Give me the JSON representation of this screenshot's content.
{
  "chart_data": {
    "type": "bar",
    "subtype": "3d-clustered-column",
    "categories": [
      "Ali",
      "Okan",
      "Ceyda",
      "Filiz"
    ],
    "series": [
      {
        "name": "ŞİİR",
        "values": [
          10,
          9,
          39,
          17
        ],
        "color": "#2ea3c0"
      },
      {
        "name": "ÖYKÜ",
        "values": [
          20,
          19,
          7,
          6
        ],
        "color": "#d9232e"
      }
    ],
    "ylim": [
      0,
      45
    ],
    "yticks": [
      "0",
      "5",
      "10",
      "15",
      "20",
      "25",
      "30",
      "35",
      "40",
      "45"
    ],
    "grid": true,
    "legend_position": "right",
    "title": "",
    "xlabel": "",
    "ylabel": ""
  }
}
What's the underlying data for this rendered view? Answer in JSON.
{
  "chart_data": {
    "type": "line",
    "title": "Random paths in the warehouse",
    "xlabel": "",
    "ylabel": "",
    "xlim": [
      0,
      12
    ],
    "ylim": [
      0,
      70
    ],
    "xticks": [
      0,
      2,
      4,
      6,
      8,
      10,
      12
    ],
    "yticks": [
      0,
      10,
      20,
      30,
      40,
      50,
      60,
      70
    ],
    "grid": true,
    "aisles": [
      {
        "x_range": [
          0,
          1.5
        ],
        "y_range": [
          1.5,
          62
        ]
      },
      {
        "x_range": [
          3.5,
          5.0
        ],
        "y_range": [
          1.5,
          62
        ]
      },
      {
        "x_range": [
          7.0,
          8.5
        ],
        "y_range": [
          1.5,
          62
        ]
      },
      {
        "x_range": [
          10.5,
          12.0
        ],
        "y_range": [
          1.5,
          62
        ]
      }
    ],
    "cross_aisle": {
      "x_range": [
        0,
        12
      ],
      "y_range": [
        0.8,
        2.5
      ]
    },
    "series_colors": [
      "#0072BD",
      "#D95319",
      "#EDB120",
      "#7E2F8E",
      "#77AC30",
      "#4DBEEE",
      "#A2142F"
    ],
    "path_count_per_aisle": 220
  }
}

INSTRUCTIONS FOR THE TASK: Give every line of the material again, exactly as it reads.

PROBLEM SOLUTION:
Give me the JSON representation of this screenshot's content.
{
  "chart_data": {
    "type": "bar",
    "subtype": "3d-clustered-column",
    "categories": [
      "Ali",
      "Okan",
      "Ceyda",
      "Filiz"
    ],
    "series": [
      {
        "name": "ŞİİR",
        "values": [
          10,
          9,
          39,
          17
        ],
        "color": "#2ea3c0"
      },
      {
        "name": "ÖYKÜ",
        "values": [
          20,
          19,
          7,
          6
        ],
        "color": "#d9232e"
      }
    ],
    "ylim": [
      0,
      45
    ],
    "yticks": [
      "0",
      "5",
      "10",
      "15",
      "20",
      "25",
      "30",
      "35",
      "40",
      "45"
    ],
    "grid": true,
    "legend_position": "right",
    "title": "",
    "xlabel": "",
    "ylabel": ""
  }
}
What's the underlying data for this rendered view? Answer in JSON.
{
  "chart_data": {
    "type": "line",
    "title": "Random paths in the warehouse",
    "xlabel": "",
    "ylabel": "",
    "xlim": [
      0,
      12
    ],
    "ylim": [
      0,
      70
    ],
    "xticks": [
      0,
      2,
      4,
      6,
      8,
      10,
      12
    ],
    "yticks": [
      0,
      10,
      20,
      30,
      40,
      50,
      60,
      70
    ],
    "grid": true,
    "aisles": [
      {
        "x_range": [
          0,
          1.5
        ],
        "y_range": [
          1.5,
          62
        ]
      },
      {
        "x_range": [
          3.5,
          5.0
        ],
        "y_range": [
          1.5,
          62
        ]
      },
      {
        "x_range": [
          7.0,
          8.5
        ],
        "y_range": [
          1.5,
          62
        ]
      },
      {
        "x_range": [
          10.5,
          12.0
        ],
        "y_range": [
          1.5,
          62
        ]
      }
    ],
    "cross_aisle": {
      "x_range": [
        0,
        12
      ],
      "y_range": [
        0.8,
        2.5
      ]
    },
    "series_colors": [
      "#0072BD",
      "#D95319",
      "#EDB120",
      "#7E2F8E",
      "#77AC30",
      "#4DBEEE",
      "#A2142F"
    ],
    "path_count_per_aisle": 220
  }
}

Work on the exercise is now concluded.